## EXERCISE
Return all of the data exactly as given.

## SUPPLIED DATA
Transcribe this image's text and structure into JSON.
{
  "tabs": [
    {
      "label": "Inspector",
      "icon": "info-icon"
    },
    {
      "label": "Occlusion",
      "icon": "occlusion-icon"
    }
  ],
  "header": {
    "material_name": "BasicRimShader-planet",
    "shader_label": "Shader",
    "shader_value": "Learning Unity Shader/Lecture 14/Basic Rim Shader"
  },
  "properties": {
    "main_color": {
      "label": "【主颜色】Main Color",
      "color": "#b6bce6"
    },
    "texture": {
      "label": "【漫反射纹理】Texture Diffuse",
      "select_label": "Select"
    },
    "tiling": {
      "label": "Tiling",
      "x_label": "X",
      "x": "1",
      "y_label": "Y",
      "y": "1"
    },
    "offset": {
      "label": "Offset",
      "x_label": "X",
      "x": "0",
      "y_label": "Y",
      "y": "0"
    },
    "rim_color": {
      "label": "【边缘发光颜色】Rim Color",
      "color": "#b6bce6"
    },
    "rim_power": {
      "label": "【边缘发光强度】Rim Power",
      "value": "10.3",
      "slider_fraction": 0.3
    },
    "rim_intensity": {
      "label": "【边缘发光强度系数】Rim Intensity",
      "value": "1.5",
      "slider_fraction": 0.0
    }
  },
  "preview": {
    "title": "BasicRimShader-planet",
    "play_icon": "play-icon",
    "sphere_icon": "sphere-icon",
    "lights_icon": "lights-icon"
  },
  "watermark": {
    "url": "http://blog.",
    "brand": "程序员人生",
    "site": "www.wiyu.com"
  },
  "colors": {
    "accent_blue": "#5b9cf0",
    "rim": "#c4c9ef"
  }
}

## REPLY TO THE TASK
Transcribe this image's text and structure into JSON.
{
  "tabs": [
    {
      "label": "Inspector",
      "icon": "info-icon"
    },
    {
      "label": "Occlusion",
      "icon": "occlusion-icon"
    }
  ],
  "header": {
    "material_name": "BasicRimShader-planet",
    "shader_label": "Shader",
    "shader_value": "Learning Unity Shader/Lecture 14/Basic Rim Shader"
  },
  "properties": {
    "main_color": {
      "label": "【主颜色】Main Color",
      "color": "#b6bce6"
    },
    "texture": {
      "label": "【漫反射纹理】Texture Diffuse",
      "select_label": "Select"
    },
    "tiling": {
      "label": "Tiling",
      "x_label": "X",
      "x": "1",
      "y_label": "Y",
      "y": "1"
    },
    "offset": {
      "label": "Offset",
      "x_label": "X",
      "x": "0",
      "y_label": "Y",
      "y": "0"
    },
    "rim_color": {
      "label": "【边缘发光颜色】Rim Color",
      "color": "#b6bce6"
    },
    "rim_power": {
      "label": "【边缘发光强度】Rim Power",
      "value": "10.3",
      "slider_fraction": 0.3
    },
    "rim_intensity": {
      "label": "【边缘发光强度系数】Rim Intensity",
      "value": "1.5",
      "slider_fraction": 0.0
    }
  },
  "preview": {
    "title": "BasicRimShader-planet",
    "play_icon": "play-icon",
    "sphere_icon": "sphere-icon",
    "lights_icon": "lights-icon"
  },
  "watermark": {
    "url": "http://blog.",
    "brand": "程序员人生",
    "site": "www.wiyu.com"
  },
  "colors": {
    "accent_blue": "#5b9cf0",
    "rim": "#c4c9ef"
  }
}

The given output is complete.